Aim
Every line below should be repeated exactly.

Records excerpted from a collection

━━━

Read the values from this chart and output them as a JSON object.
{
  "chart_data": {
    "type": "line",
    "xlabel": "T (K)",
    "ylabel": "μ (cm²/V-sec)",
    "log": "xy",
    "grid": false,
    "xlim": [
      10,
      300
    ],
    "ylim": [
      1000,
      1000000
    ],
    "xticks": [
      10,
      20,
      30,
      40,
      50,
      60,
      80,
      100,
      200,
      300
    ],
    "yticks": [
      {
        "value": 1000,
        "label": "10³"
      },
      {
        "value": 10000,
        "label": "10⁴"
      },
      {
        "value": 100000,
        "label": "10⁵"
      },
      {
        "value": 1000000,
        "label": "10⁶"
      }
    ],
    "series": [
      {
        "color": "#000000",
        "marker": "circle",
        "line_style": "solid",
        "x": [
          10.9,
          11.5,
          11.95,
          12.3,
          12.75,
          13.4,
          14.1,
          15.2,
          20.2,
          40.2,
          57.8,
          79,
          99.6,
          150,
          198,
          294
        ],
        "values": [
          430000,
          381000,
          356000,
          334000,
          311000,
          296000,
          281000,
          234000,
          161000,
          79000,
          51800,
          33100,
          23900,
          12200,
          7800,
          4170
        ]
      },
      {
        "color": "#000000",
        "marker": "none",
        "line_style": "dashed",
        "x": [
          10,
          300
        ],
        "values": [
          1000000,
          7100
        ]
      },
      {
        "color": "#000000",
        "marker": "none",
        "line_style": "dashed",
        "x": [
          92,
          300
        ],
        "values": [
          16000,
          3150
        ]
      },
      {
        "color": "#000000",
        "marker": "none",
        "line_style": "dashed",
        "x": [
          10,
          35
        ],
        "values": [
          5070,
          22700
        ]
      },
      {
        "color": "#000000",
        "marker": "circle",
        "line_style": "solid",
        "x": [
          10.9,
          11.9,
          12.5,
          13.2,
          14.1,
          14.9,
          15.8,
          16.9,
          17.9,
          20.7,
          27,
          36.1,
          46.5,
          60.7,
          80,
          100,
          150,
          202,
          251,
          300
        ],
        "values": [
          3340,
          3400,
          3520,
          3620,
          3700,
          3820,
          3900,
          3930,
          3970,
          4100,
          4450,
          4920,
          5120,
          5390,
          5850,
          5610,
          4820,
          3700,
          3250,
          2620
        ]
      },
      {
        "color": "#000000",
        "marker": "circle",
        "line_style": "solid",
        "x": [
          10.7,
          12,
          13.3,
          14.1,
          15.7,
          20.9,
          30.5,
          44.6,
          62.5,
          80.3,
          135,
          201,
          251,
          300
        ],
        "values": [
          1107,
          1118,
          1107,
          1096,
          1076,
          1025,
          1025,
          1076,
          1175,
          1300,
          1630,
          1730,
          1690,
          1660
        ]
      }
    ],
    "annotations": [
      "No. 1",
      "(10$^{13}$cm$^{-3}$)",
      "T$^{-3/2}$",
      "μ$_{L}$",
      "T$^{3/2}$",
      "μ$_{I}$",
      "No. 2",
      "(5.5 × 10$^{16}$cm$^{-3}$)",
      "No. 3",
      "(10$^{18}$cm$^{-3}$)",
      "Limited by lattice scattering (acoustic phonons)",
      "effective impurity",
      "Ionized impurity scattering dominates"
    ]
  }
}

━━━

Answer for the task
Read the values from this chart and output them as a JSON object.
{
  "chart_data": {
    "type": "line",
    "xlabel": "T (K)",
    "ylabel": "μ (cm²/V-sec)",
    "log": "xy",
    "grid": false,
    "xlim": [
      10,
      300
    ],
    "ylim": [
      1000,
      1000000
    ],
    "xticks": [
      10,
      20,
      30,
      40,
      50,
      60,
      80,
      100,
      200,
      300
    ],
    "yticks": [
      {
        "value": 1000,
        "label": "10³"
      },
      {
        "value": 10000,
        "label": "10⁴"
      },
      {
        "value": 100000,
        "label": "10⁵"
      },
      {
        "value": 1000000,
        "label": "10⁶"
      }
    ],
    "series": [
      {
        "color": "#000000",
        "marker": "circle",
        "line_style": "solid",
        "x": [
          10.9,
          11.5,
          11.95,
          12.3,
          12.75,
          13.4,
          14.1,
          15.2,
          20.2,
          40.2,
          57.8,
          79,
          99.6,
          150,
          198,
          294
        ],
        "values": [
          430000,
          381000,
          356000,
          334000,
          311000,
          296000,
          281000,
          234000,
          161000,
          79000,
          51800,
          33100,
          23900,
          12200,
          7800,
          4170
        ]
      },
      {
        "color": "#000000",
        "marker": "none",
        "line_style": "dashed",
        "x": [
          10,
          300
        ],
        "values": [
          1000000,
          7100
        ]
      },
      {
        "color": "#000000",
        "marker": "none",
        "line_style": "dashed",
        "x": [
          92,
          300
        ],
        "values": [
          16000,
          3150
        ]
      },
      {
        "color": "#000000",
        "marker": "none",
        "line_style": "dashed",
        "x": [
          10,
          35
        ],
        "values": [
          5070,
          22700
        ]
      },
      {
        "color": "#000000",
        "marker": "circle",
        "line_style": "solid",
        "x": [
          10.9,
          11.9,
          12.5,
          13.2,
          14.1,
          14.9,
          15.8,
          16.9,
          17.9,
          20.7,
          27,
          36.1,
          46.5,
          60.7,
          80,
          100,
          150,
          202,
          251,
          300
        ],
        "values": [
          3340,
          3400,
          3520,
          3620,
          3700,
          3820,
          3900,
          3930,
          3970,
          4100,
          4450,
          4920,
          5120,
          5390,
          5850,
          5610,
          4820,
          3700,
          3250,
          2620
        ]
      },
      {
        "color": "#000000",
        "marker": "circle",
        "line_style": "solid",
        "x": [
          10.7,
          12,
          13.3,
          14.1,
          15.7,
          20.9,
          30.5,
          44.6,
          62.5,
          80.3,
          135,
          201,
          251,
          300
        ],
        "values": [
          1107,
          1118,
          1107,
          1096,
          1076,
          1025,
          1025,
          1076,
          1175,
          1300,
          1630,
          1730,
          1690,
          1660
        ]
      }
    ],
    "annotations": [
      "No. 1",
      "(10$^{13}$cm$^{-3}$)",
      "T$^{-3/2}$",
      "μ$_{L}$",
      "T$^{3/2}$",
      "μ$_{I}$",
      "No. 2",
      "(5.5 × 10$^{16}$cm$^{-3}$)",
      "No. 3",
      "(10$^{18}$cm$^{-3}$)",
      "Limited by lattice scattering (acoustic phonons)",
      "effective impurity",
      "Ionized impurity scattering dominates"
    ]
  }
}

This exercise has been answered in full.